Stored records:
■ ■ ■ ■

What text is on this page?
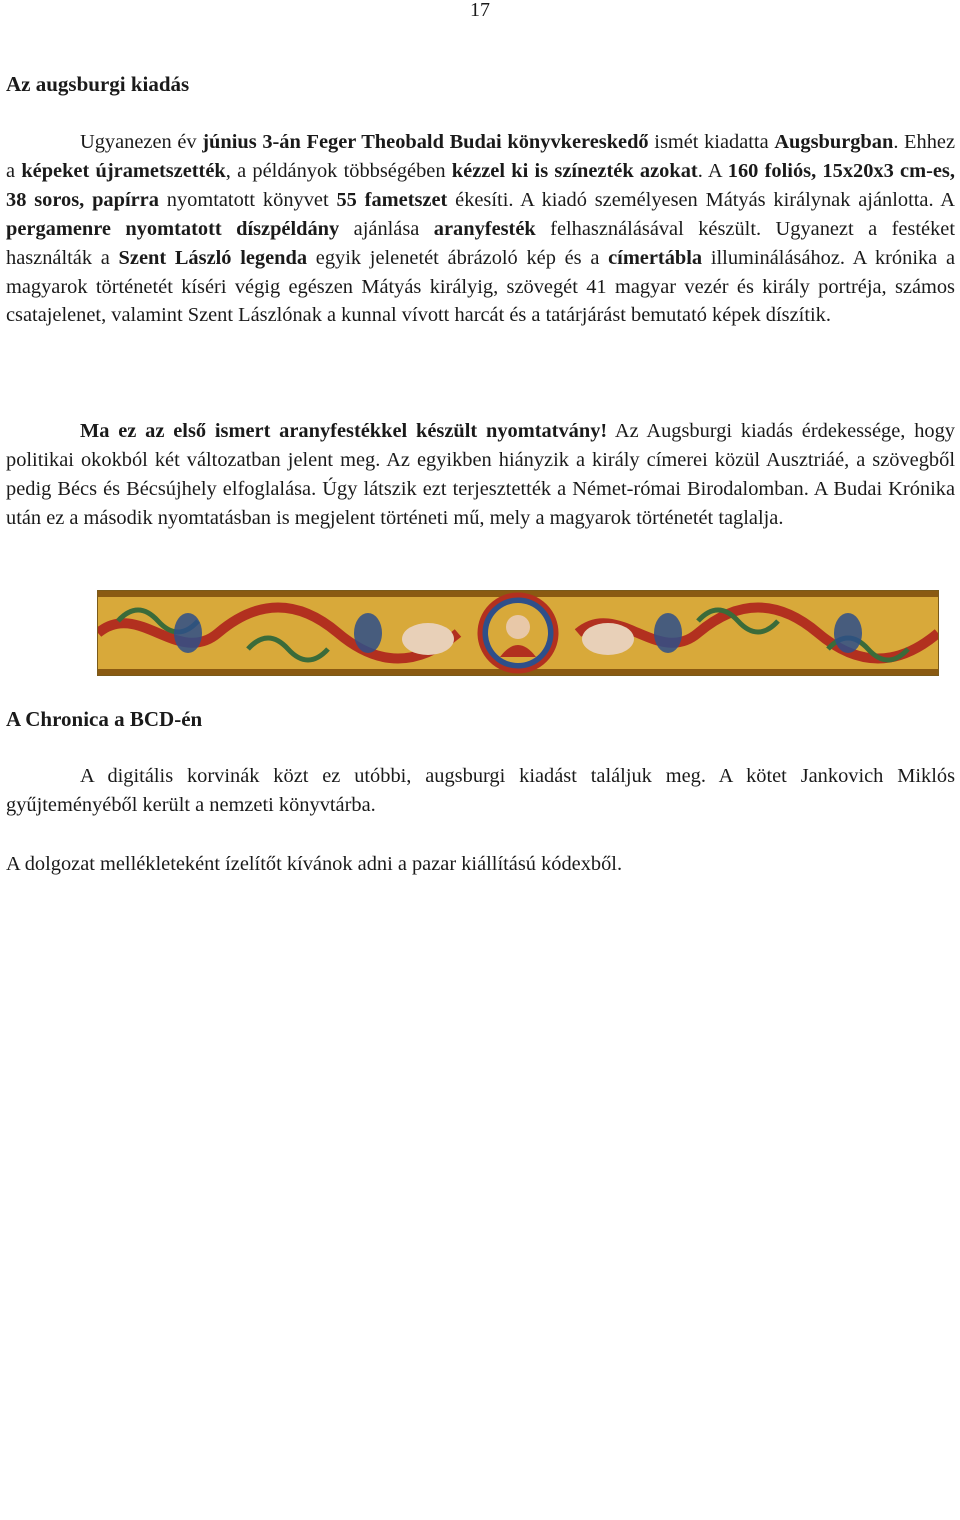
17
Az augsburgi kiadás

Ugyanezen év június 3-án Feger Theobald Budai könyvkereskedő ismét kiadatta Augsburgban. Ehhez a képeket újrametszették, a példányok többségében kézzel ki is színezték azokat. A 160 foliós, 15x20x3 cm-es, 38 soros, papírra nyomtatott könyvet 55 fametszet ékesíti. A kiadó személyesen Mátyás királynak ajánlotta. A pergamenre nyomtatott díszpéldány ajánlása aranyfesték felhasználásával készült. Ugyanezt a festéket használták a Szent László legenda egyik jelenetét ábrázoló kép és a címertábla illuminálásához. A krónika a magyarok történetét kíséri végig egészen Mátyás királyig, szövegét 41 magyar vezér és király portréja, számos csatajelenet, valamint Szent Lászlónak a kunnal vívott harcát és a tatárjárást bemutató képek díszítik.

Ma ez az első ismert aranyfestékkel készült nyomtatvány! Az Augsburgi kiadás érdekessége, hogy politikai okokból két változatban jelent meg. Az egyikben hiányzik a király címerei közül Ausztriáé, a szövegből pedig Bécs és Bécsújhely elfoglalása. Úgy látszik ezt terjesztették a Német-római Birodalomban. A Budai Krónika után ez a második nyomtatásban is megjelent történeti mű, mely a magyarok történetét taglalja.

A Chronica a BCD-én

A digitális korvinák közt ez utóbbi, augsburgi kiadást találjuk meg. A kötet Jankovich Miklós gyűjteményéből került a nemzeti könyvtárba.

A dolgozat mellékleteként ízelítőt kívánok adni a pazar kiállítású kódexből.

■ ■ ■ ■

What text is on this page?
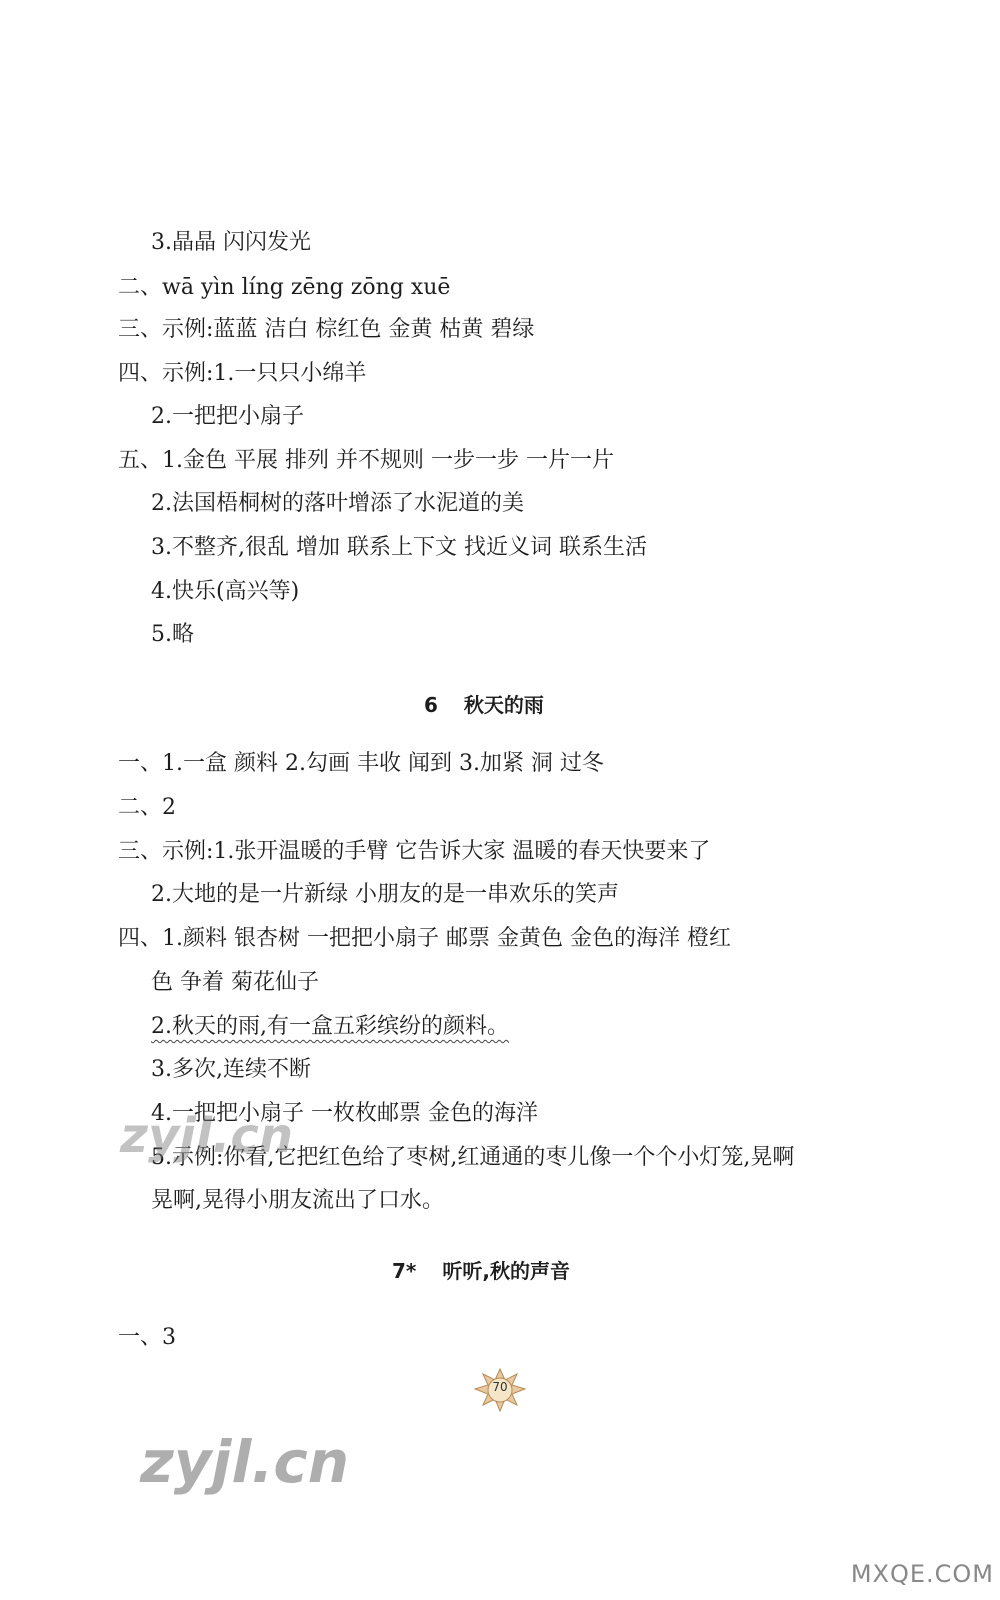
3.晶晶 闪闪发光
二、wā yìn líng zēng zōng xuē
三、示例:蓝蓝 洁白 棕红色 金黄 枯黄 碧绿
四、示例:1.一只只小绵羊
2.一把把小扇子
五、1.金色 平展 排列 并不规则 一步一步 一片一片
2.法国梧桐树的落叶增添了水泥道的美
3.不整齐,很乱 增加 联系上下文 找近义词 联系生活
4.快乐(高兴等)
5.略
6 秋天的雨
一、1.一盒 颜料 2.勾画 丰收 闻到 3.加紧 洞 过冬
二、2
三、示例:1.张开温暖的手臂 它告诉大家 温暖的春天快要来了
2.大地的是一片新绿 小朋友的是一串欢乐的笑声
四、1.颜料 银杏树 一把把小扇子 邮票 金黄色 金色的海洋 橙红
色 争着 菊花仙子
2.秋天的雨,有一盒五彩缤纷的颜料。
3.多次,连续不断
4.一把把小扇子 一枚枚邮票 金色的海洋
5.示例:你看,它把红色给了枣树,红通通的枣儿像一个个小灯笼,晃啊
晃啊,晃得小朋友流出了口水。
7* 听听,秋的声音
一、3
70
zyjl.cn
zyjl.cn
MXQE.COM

■ ■ ■ ■

* [Exercise directions]:
Collect every line from the records above that contains the word "金色的海洋".

* [Solution]:
四、1.颜料 银杏树 一把把小扇子 邮票 金黄色 金色的海洋 橙红
4.一把把小扇子 一枚枚邮票 金色的海洋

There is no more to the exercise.